=== DOCUMENT TEXT ===
++++++++++++++++++++

Biological Analysis
Phytoplankton
Zooplankton
10ml of water from each of the three nets measured was put under a microscope in order to identify the zooplankton present. The results show that copepods were present in the highest abundance for all three sample sites (Fig. 1). The first sample site (A7), the furthest point upstream in the estuary, had the highest abundance of Copepoda and Copepod naupalli over all the sites. It contained more Hydromedusae and polychaete larvae than the other sites. The middle site (D10) had higher numbers of cirripedia larvae and Chaetognatha than the other sites as well as no Copepoda naupalli, Cladocera, Polychaeta or gastropoda larvae. The last sample site (G13) had the lowest number of Copepoda out of the sites but highest numbers of cladocera. It also had more cirripedia larvae than site 1 and Copepoda naupalli than site 2.

++++++++++++++++++++

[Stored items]
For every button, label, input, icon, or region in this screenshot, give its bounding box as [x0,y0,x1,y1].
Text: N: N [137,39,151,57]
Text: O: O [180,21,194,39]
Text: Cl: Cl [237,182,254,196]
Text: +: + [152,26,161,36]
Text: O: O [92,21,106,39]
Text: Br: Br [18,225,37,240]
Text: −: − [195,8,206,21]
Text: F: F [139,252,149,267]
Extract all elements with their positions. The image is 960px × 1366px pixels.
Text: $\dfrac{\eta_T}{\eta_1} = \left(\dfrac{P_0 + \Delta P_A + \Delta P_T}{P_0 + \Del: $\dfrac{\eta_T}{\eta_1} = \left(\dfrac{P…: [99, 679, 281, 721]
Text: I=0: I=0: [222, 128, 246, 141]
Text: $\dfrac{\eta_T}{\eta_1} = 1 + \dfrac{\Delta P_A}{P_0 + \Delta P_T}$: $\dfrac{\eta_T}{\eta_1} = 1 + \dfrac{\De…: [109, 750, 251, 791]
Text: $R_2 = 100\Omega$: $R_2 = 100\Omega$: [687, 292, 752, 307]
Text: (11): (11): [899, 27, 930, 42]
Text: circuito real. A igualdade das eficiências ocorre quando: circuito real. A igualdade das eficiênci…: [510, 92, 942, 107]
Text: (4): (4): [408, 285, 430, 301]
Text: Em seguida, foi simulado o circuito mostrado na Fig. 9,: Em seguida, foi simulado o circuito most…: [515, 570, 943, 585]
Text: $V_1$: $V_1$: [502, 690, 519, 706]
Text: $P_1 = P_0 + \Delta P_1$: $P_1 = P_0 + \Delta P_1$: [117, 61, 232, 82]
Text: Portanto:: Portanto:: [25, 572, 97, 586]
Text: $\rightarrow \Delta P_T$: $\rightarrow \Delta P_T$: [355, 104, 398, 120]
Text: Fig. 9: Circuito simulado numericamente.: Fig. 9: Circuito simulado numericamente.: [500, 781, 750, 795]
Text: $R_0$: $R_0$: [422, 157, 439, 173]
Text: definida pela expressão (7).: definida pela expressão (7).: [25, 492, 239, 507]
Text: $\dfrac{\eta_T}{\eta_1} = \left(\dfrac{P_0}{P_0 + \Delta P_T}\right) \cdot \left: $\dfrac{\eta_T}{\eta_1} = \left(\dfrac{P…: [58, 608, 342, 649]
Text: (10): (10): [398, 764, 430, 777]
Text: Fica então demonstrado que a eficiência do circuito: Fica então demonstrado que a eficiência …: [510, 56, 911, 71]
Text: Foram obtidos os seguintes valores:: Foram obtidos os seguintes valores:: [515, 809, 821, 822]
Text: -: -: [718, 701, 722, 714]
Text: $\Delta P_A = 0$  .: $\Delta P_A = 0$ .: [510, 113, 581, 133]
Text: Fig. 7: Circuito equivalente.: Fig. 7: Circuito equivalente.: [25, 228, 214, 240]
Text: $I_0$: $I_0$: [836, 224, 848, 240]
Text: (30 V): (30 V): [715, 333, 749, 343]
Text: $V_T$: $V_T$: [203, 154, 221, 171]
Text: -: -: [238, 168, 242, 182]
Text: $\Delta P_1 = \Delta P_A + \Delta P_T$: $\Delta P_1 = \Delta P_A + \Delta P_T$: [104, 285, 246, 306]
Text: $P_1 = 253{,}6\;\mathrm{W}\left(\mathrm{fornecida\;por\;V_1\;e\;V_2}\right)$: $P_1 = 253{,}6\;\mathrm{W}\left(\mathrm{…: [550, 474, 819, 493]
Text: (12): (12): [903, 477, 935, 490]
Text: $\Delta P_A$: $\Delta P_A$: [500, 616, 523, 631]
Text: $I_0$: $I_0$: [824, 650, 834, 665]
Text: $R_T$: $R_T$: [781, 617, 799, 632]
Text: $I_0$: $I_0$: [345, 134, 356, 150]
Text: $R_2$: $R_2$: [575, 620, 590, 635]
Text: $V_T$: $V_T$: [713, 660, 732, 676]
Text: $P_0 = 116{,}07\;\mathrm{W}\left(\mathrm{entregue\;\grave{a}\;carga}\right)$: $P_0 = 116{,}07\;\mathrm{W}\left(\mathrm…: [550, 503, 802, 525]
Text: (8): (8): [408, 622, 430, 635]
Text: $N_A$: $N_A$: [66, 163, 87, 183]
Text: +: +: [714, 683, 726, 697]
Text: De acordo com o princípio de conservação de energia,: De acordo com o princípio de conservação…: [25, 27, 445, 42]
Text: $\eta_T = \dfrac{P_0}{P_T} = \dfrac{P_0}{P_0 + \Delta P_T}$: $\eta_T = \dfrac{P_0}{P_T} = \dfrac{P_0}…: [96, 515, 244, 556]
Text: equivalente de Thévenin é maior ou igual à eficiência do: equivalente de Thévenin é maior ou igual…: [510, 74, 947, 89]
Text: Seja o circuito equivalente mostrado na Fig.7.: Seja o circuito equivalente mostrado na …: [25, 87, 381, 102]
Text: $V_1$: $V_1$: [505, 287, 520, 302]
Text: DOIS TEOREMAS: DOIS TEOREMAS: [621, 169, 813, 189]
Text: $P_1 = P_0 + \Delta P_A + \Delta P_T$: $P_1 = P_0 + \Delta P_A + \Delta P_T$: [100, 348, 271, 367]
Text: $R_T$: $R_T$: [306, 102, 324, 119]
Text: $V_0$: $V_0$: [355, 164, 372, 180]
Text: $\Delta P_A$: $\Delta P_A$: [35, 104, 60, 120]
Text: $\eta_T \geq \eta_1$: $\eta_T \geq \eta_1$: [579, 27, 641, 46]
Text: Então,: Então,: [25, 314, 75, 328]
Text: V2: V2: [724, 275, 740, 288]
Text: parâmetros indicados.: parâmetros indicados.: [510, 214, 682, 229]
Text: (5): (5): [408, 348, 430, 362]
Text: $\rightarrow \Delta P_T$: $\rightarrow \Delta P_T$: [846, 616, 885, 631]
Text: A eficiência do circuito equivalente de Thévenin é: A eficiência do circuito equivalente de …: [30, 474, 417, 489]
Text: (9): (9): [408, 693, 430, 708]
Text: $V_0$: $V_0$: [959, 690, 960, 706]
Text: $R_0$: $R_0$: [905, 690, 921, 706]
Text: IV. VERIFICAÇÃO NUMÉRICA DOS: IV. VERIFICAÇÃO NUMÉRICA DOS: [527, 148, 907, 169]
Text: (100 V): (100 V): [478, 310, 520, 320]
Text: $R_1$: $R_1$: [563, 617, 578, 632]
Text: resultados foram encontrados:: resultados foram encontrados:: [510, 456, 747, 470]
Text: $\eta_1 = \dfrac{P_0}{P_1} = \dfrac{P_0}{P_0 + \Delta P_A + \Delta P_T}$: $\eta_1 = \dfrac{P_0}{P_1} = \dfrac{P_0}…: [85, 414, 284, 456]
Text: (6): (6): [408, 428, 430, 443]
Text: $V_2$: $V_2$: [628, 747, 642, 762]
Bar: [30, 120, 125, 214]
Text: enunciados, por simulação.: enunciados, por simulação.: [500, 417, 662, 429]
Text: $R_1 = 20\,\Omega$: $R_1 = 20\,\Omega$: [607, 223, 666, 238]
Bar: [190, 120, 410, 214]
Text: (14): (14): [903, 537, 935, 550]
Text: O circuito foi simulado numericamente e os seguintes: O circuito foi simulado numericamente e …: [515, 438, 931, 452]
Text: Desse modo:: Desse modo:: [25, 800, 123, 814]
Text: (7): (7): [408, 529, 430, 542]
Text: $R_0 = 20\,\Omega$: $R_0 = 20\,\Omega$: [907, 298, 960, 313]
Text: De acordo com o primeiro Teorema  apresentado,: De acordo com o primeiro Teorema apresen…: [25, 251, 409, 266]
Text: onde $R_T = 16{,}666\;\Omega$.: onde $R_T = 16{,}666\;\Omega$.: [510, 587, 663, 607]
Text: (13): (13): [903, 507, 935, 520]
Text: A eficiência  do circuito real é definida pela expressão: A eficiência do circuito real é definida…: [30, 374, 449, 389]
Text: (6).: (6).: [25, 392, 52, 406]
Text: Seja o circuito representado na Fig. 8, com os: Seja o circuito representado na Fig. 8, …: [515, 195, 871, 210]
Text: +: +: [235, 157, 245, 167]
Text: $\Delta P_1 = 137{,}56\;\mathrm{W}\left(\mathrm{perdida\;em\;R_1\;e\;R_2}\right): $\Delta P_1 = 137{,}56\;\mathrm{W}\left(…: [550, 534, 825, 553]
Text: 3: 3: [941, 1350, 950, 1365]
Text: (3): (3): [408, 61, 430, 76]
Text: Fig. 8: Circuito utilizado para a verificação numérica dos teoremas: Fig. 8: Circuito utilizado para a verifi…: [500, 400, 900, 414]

++++++++++++++++++++

=== REQUIRED WORK ===
A) Reproduce the zooplankton analysis between "Biological Analysis" and "than site 2.", inclusive.
B) In the zooplankton analysis, which sample site had the highest numbers of Cladocera?

=== RESULTS FOR EACH TASK ===
A)
Biological Analysis
Phytoplankton
Zooplankton
10ml of water from each of the three nets measured was put under a microscope in order to identify the zooplankton present. The results show that copepods were present in the highest abundance for all three sample sites (Fig. 1). The first sample site (A7), the furthest point upstream in the estuary, had the highest abundance of Copepoda and Copepod naupalli over all the sites. It contained more Hydromedusae and polychaete larvae than the other sites. The middle site (D10) had higher numbers of cirripedia larvae and Chaetognatha than the other sites as well as no Copepoda naupalli, Cladocera, Polychaeta or gastropoda larvae. The last sample site (G13) had the lowest number of Copepoda out of the sites but highest numbers of cladocera. It also had more cirripedia larvae than site 1 and Copepoda naupalli than site 2.

B) The last sample site, G13.